■ **Work to complete**
All lines holding the string "instructions" are to be shown.

■ **Data for the task**
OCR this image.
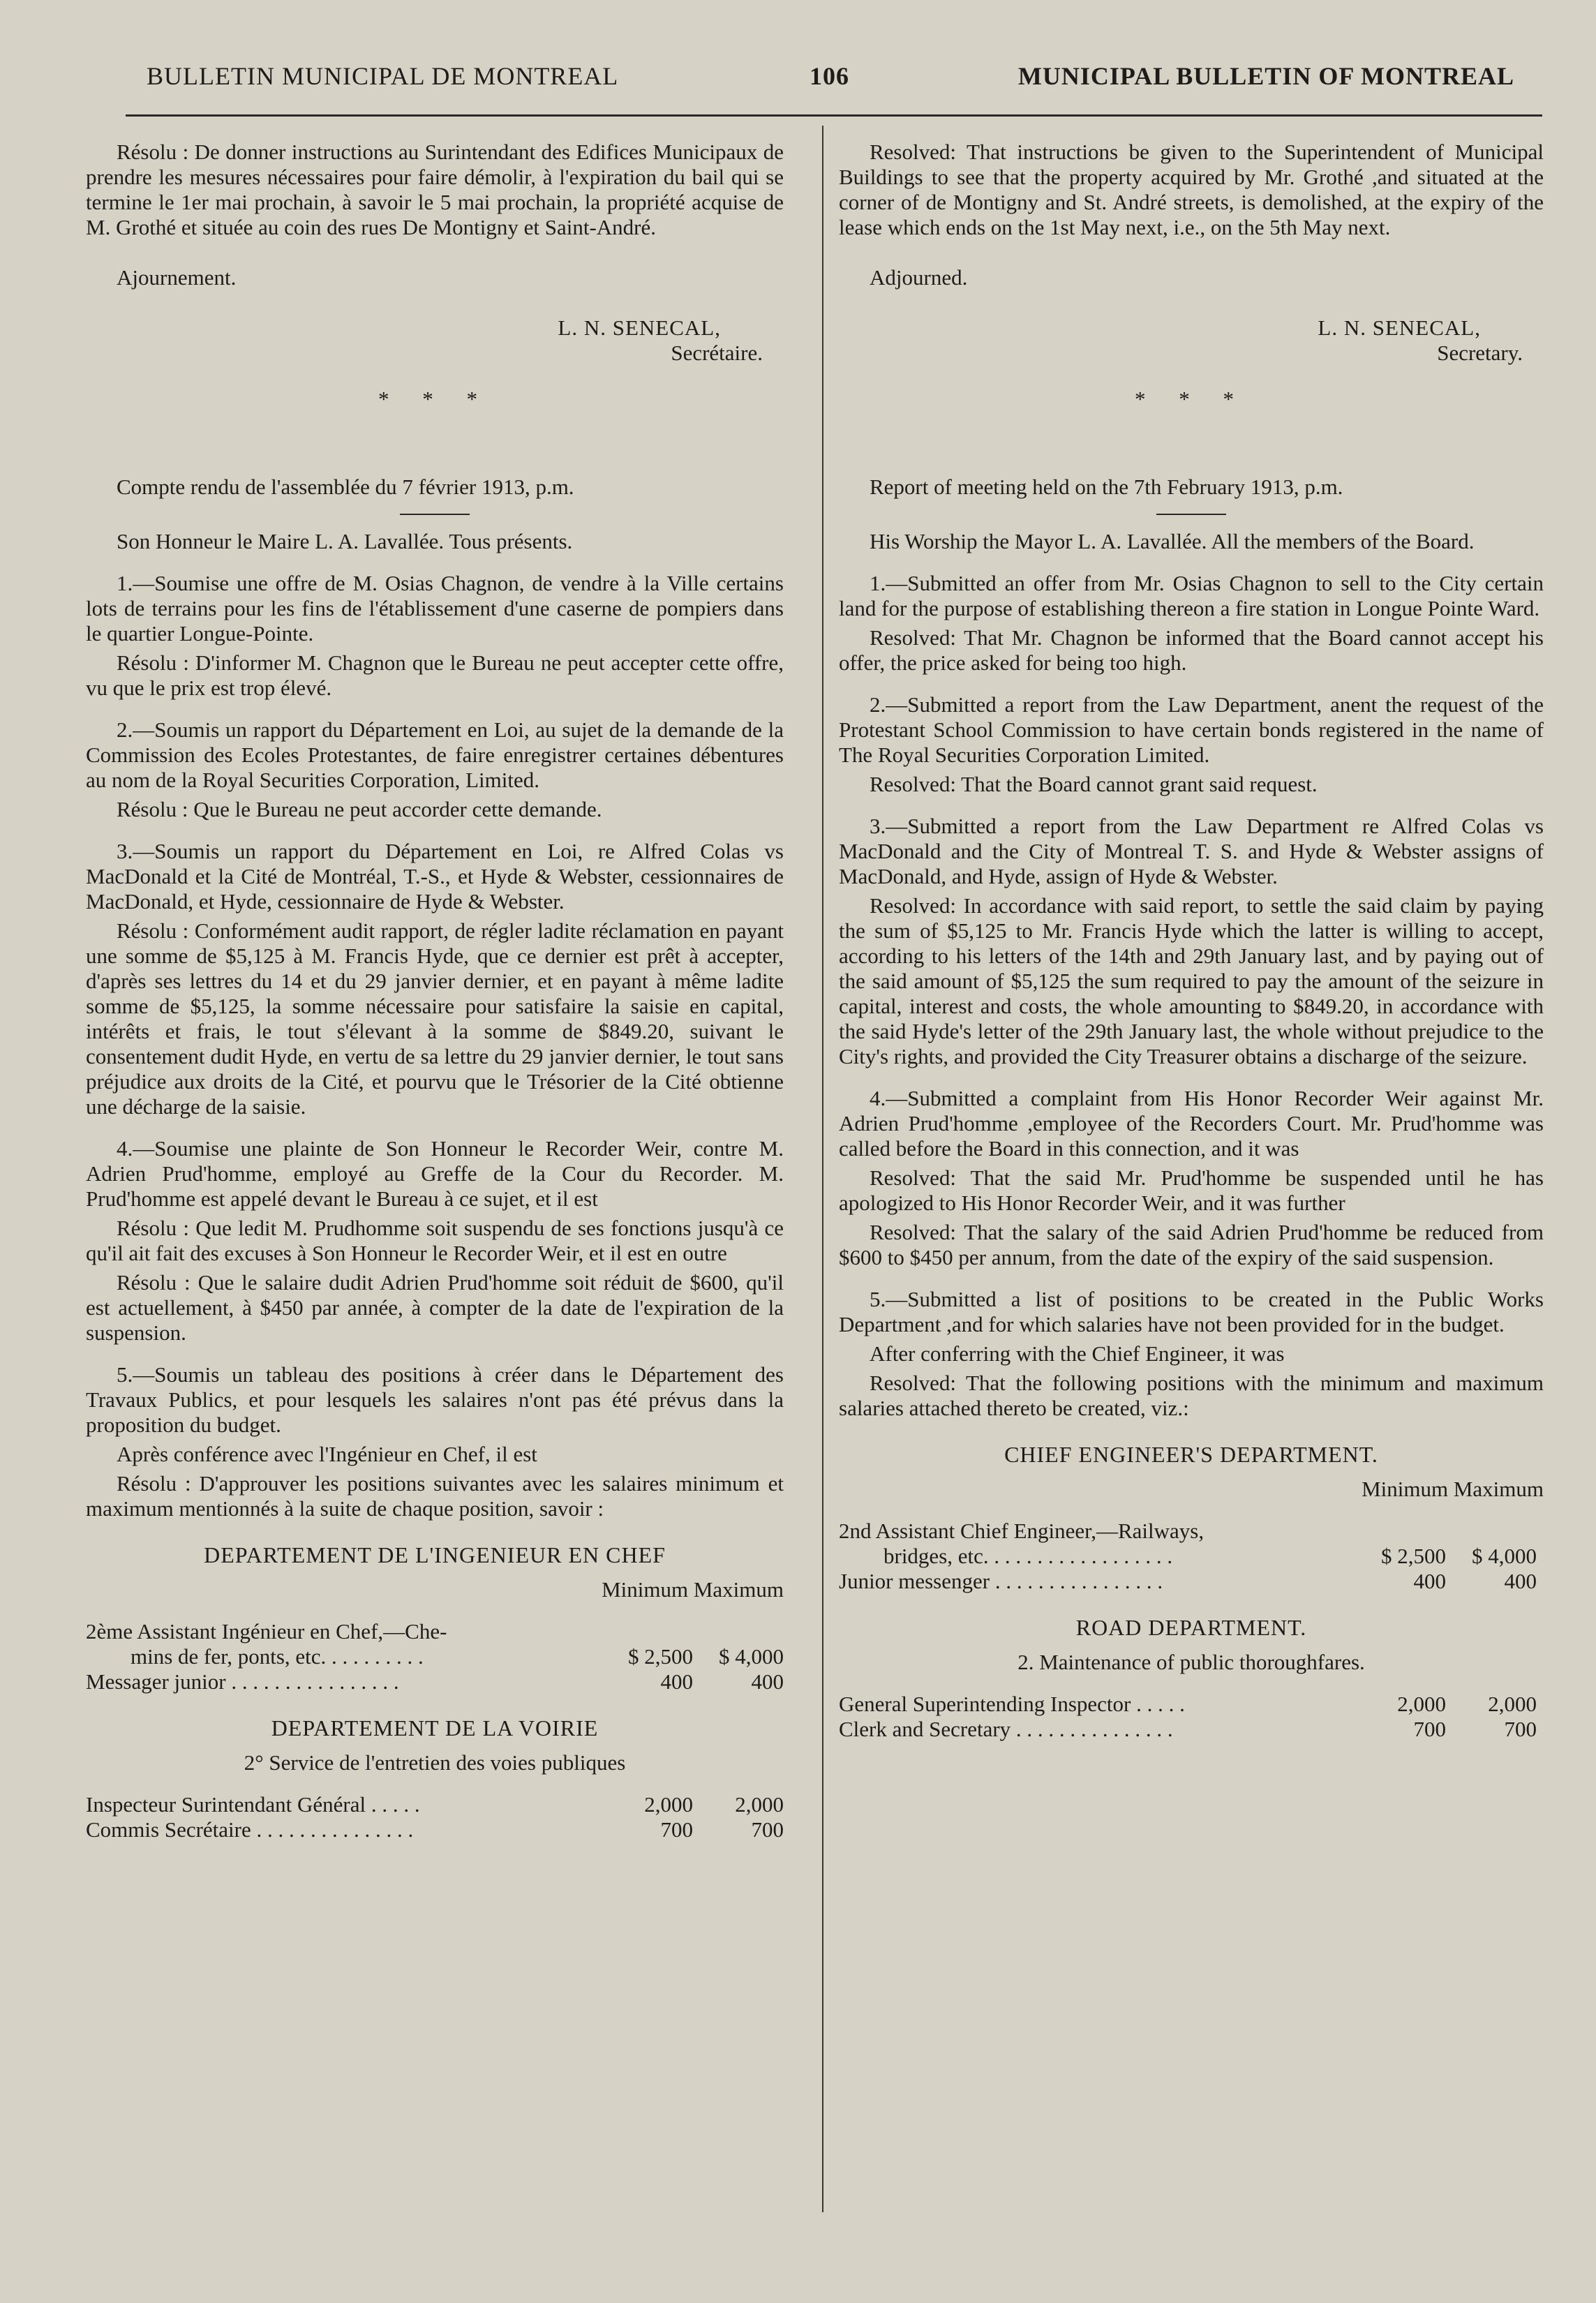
BULLETIN MUNICIPAL DE MONTREAL	106	MUNICIPAL BULLETIN OF MONTREAL

Résolu : De donner instructions au Surintendant des Edifices Municipaux de prendre les mesures nécessaires pour faire démolir, à l'expiration du bail qui se termine le 1er mai prochain, à savoir le 5 mai prochain, la propriété acquise de M. Grothé et située au coin des rues De Montigny et Saint-André.

Ajournement.

L. N. SENECAL,
Secrétaire.
* * *

Compte rendu de l'assemblée du 7 février 1913, p.m.

Son Honneur le Maire L. A. Lavallée. Tous présents.

1.—Soumise une offre de M. Osias Chagnon, de vendre à la Ville certains lots de terrains pour les fins de l'établissement d'une caserne de pompiers dans le quartier Longue-Pointe.

Résolu : D'informer M. Chagnon que le Bureau ne peut accepter cette offre, vu que le prix est trop élevé.

2.—Soumis un rapport du Département en Loi, au sujet de la demande de la Commission des Ecoles Protestantes, de faire enregistrer certaines débentures au nom de la Royal Securities Corporation, Limited.

Résolu : Que le Bureau ne peut accorder cette demande.

3.—Soumis un rapport du Département en Loi, re Alfred Colas vs MacDonald et la Cité de Montréal, T.-S., et Hyde & Webster, cessionnaires de MacDonald, et Hyde, cessionnaire de Hyde & Webster.

Résolu : Conformément audit rapport, de régler ladite réclamation en payant une somme de $5,125 à M. Francis Hyde, que ce dernier est prêt à accepter, d'après ses lettres du 14 et du 29 janvier dernier, et en payant à même ladite somme de $5,125, la somme nécessaire pour satisfaire la saisie en capital, intérêts et frais, le tout s'élevant à la somme de $849.20, suivant le consentement dudit Hyde, en vertu de sa lettre du 29 janvier dernier, le tout sans préjudice aux droits de la Cité, et pourvu que le Trésorier de la Cité obtienne une décharge de la saisie.

4.—Soumise une plainte de Son Honneur le Recorder Weir, contre M. Adrien Prud'homme, employé au Greffe de la Cour du Recorder. M. Prud'homme est appelé devant le Bureau à ce sujet, et il est

Résolu : Que ledit M. Prudhomme soit suspendu de ses fonctions jusqu'à ce qu'il ait fait des excuses à Son Honneur le Recorder Weir, et il est en outre

Résolu : Que le salaire dudit Adrien Prud'homme soit réduit de $600, qu'il est actuellement, à $450 par année, à compter de la date de l'expiration de la suspension.

5.—Soumis un tableau des positions à créer dans le Département des Travaux Publics, et pour lesquels les salaires n'ont pas été prévus dans la proposition du budget.

Après conférence avec l'Ingénieur en Chef, il est

Résolu : D'approuver les positions suivantes avec les salaires minimum et maximum mentionnés à la suite de chaque position, savoir :

DEPARTEMENT DE L'INGENIEUR EN CHEF
Minimum Maximum
2ème Assistant Ingénieur en Chef,—Che-
mins de fer, ponts, etc. . . . . . . . . .	$ 2,500	$ 4,000
Messager junior . . . . . . . . . . . . . . . .	400	400
DEPARTEMENT DE LA VOIRIE
2° Service de l'entretien des voies publiques
Inspecteur Surintendant Général . . . . .	2,000	2,000
Commis Secrétaire . . . . . . . . . . . . . . .	700	700

Resolved: That instructions be given to the Superintendent of Municipal Buildings to see that the property acquired by Mr. Grothé ,and situated at the corner of de Montigny and St. André streets, is demolished, at the expiry of the lease which ends on the 1st May next, i.e., on the 5th May next.

Adjourned.

L. N. SENECAL,
Secretary.
* * *

Report of meeting held on the 7th February 1913, p.m.

His Worship the Mayor L. A. Lavallée. All the members of the Board.

1.—Submitted an offer from Mr. Osias Chagnon to sell to the City certain land for the purpose of establishing thereon a fire station in Longue Pointe Ward.

Resolved: That Mr. Chagnon be informed that the Board cannot accept his offer, the price asked for being too high.

2.—Submitted a report from the Law Department, anent the request of the Protestant School Commission to have certain bonds registered in the name of The Royal Securities Corporation Limited.

Resolved: That the Board cannot grant said request.

3.—Submitted a report from the Law Department re Alfred Colas vs MacDonald and the City of Montreal T. S. and Hyde & Webster assigns of MacDonald, and Hyde, assign of Hyde & Webster.

Resolved: In accordance with said report, to settle the said claim by paying the sum of $5,125 to Mr. Francis Hyde which the latter is willing to accept, according to his letters of the 14th and 29th January last, and by paying out of the said amount of $5,125 the sum required to pay the amount of the seizure in capital, interest and costs, the whole amounting to $849.20, in accordance with the said Hyde's letter of the 29th January last, the whole without prejudice to the City's rights, and provided the City Treasurer obtains a discharge of the seizure.

4.—Submitted a complaint from His Honor Recorder Weir against Mr. Adrien Prud'homme ,employee of the Recorders Court. Mr. Prud'homme was called before the Board in this connection, and it was

Resolved: That the said Mr. Prud'homme be suspended until he has apologized to His Honor Recorder Weir, and it was further

Resolved: That the salary of the said Adrien Prud'homme be reduced from $600 to $450 per annum, from the date of the expiry of the said suspension.

5.—Submitted a list of positions to be created in the Public Works Department ,and for which salaries have not been provided for in the budget.

After conferring with the Chief Engineer, it was

Resolved: That the following positions with the minimum and maximum salaries attached thereto be created, viz.:

CHIEF ENGINEER'S DEPARTMENT.
Minimum Maximum
2nd Assistant Chief Engineer,—Railways,
bridges, etc. . . . . . . . . . . . . . . . . .	$ 2,500	$ 4,000
Junior messenger . . . . . . . . . . . . . . . .	400	400
ROAD DEPARTMENT.
2. Maintenance of public thoroughfares.
General Superintending Inspector . . . . .	2,000	2,000
Clerk and Secretary . . . . . . . . . . . . . . .	700	700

■ **Task solution**
Résolu : De donner instructions au Surintendant des Edifices Municipaux de prendre les mesures nécessaires pour faire démolir, à l'expiration du bail qui se termine le 1er mai prochain, à savoir le 5 mai prochain, la propriété acquise de M. Grothé et située au coin des rues De Montigny et Saint-André.
Resolved: That instructions be given to the Superintendent of Municipal Buildings to see that the property acquired by Mr. Grothé ,and situated at the corner of de Montigny and St. André streets, is demolished, at the expiry of the lease which ends on the 1st May next, i.e., on the 5th May next.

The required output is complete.